TASK REQUIREMENTS: Please quote only the lines that start at the one with "Transcribe the text in this document." and go on to the last line of the data, both ends kept.

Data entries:

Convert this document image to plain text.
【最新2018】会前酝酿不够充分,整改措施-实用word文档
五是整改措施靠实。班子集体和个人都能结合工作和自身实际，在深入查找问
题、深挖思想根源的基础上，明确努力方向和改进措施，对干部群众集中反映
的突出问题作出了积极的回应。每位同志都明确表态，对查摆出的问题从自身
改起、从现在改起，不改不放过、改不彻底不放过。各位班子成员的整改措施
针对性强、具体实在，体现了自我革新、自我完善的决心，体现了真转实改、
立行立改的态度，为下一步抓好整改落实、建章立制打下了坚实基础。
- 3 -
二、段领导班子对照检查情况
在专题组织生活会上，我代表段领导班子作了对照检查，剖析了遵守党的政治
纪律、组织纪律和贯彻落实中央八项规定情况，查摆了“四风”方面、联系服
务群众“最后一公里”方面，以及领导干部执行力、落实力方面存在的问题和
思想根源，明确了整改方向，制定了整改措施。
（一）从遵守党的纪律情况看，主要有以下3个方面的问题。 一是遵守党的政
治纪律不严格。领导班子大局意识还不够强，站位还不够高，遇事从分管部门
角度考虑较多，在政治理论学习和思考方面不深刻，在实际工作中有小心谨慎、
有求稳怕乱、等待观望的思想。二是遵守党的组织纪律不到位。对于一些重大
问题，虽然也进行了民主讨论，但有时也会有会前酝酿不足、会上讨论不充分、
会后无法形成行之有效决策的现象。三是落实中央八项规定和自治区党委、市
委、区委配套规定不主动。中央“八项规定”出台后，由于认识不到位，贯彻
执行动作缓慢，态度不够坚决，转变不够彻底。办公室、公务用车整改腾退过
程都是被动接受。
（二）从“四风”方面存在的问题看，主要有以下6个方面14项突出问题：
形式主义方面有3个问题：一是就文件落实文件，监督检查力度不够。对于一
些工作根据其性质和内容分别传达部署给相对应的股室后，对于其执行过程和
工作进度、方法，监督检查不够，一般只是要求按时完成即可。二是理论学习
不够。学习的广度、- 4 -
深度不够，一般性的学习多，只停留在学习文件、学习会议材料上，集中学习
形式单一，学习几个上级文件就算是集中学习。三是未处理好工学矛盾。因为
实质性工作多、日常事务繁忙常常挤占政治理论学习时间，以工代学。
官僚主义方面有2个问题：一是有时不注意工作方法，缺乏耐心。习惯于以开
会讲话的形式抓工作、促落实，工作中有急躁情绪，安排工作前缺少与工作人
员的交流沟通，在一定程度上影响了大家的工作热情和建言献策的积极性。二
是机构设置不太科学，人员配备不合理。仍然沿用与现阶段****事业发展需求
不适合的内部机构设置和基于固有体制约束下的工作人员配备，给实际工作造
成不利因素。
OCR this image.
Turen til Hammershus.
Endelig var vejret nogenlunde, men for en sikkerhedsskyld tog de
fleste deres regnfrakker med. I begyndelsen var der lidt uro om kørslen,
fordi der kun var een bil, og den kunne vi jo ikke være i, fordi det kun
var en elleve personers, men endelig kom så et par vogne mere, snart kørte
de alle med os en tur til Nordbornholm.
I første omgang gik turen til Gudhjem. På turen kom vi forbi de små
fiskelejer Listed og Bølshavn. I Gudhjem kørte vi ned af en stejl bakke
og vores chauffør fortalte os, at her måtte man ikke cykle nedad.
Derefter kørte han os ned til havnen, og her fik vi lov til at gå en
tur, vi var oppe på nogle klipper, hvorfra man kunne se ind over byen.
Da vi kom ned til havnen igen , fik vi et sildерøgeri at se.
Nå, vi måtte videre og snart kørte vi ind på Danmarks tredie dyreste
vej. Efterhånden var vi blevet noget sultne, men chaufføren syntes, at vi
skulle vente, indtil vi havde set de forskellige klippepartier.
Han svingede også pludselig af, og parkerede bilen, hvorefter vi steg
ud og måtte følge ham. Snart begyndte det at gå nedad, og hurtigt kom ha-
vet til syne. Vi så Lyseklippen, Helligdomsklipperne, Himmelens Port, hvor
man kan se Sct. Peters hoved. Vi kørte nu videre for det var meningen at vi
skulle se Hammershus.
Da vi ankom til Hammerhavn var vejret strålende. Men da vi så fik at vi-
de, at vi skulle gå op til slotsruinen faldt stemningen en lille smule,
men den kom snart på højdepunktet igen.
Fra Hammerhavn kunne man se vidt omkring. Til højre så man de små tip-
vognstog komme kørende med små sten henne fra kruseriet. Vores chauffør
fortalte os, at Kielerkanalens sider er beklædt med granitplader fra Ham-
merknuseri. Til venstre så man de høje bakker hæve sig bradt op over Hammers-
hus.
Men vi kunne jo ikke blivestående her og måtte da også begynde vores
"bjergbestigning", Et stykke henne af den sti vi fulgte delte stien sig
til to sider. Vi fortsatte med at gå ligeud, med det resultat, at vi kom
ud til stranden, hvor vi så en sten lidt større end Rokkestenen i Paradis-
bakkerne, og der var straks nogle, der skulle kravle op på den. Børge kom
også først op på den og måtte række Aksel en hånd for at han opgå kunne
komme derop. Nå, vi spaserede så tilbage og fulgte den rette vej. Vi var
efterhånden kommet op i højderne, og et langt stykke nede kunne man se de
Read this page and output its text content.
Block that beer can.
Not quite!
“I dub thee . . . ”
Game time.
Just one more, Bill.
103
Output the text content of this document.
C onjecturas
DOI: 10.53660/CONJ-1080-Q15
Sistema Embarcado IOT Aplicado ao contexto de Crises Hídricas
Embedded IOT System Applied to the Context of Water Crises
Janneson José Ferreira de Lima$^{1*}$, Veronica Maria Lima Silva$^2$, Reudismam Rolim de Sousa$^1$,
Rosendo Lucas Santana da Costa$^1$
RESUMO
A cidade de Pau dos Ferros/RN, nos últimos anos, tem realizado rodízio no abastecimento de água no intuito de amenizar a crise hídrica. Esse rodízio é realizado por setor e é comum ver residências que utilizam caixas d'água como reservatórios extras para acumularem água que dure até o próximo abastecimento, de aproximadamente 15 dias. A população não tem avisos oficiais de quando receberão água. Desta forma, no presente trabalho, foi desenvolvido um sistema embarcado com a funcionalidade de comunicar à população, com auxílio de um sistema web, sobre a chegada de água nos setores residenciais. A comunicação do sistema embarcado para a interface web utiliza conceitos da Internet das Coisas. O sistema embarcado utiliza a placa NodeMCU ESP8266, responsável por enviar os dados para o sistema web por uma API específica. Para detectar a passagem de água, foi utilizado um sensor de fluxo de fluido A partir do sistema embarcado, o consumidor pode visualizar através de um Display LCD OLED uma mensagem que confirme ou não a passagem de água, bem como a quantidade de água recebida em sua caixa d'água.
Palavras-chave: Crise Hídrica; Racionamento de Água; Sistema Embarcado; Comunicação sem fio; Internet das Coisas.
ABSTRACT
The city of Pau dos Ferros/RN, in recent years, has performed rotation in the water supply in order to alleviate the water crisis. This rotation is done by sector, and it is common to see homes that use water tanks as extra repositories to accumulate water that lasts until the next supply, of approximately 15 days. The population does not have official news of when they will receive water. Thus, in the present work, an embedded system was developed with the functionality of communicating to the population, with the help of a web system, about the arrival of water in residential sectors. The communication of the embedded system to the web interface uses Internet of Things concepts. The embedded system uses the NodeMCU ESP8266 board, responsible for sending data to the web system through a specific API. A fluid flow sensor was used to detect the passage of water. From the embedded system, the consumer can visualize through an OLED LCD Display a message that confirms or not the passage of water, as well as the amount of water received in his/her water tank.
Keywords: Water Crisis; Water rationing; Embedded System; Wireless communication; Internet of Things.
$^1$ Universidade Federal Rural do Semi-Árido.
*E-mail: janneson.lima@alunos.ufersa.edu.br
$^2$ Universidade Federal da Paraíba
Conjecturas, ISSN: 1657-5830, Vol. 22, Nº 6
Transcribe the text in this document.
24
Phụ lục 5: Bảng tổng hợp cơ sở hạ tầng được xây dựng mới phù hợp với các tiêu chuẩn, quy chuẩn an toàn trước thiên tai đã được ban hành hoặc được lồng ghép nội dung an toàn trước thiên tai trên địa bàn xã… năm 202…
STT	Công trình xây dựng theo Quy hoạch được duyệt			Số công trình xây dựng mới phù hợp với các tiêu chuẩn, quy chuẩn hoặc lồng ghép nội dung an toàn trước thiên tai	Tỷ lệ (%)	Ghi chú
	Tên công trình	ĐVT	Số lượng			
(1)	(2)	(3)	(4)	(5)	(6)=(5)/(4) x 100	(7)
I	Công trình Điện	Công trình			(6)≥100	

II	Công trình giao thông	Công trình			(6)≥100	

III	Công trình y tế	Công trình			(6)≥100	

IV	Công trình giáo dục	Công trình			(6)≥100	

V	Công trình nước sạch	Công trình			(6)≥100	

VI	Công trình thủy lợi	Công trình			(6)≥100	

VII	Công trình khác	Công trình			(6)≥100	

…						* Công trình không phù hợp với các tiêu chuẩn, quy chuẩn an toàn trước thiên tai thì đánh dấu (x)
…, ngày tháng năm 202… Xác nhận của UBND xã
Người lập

SOLVED PROBLEM:
Transcribe the text in this document.
24
Phụ lục 5: Bảng tổng hợp cơ sở hạ tầng được xây dựng mới phù hợp với các tiêu chuẩn, quy chuẩn an toàn trước thiên tai đã được ban hành hoặc được lồng ghép nội dung an toàn trước thiên tai trên địa bàn xã… năm 202…
STT	Công trình xây dựng theo Quy hoạch được duyệt			Số công trình xây dựng mới phù hợp với các tiêu chuẩn, quy chuẩn hoặc lồng ghép nội dung an toàn trước thiên tai	Tỷ lệ (%)	Ghi chú
	Tên công trình	ĐVT	Số lượng			
(1)	(2)	(3)	(4)	(5)	(6)=(5)/(4) x 100	(7)
I	Công trình Điện	Công trình			(6)≥100	

II	Công trình giao thông	Công trình			(6)≥100	

III	Công trình y tế	Công trình			(6)≥100	

IV	Công trình giáo dục	Công trình			(6)≥100	

V	Công trình nước sạch	Công trình			(6)≥100	

VI	Công trình thủy lợi	Công trình			(6)≥100	

VII	Công trình khác	Công trình			(6)≥100	

…						* Công trình không phù hợp với các tiêu chuẩn, quy chuẩn an toàn trước thiên tai thì đánh dấu (x)
…, ngày tháng năm 202… Xác nhận của UBND xã
Người lập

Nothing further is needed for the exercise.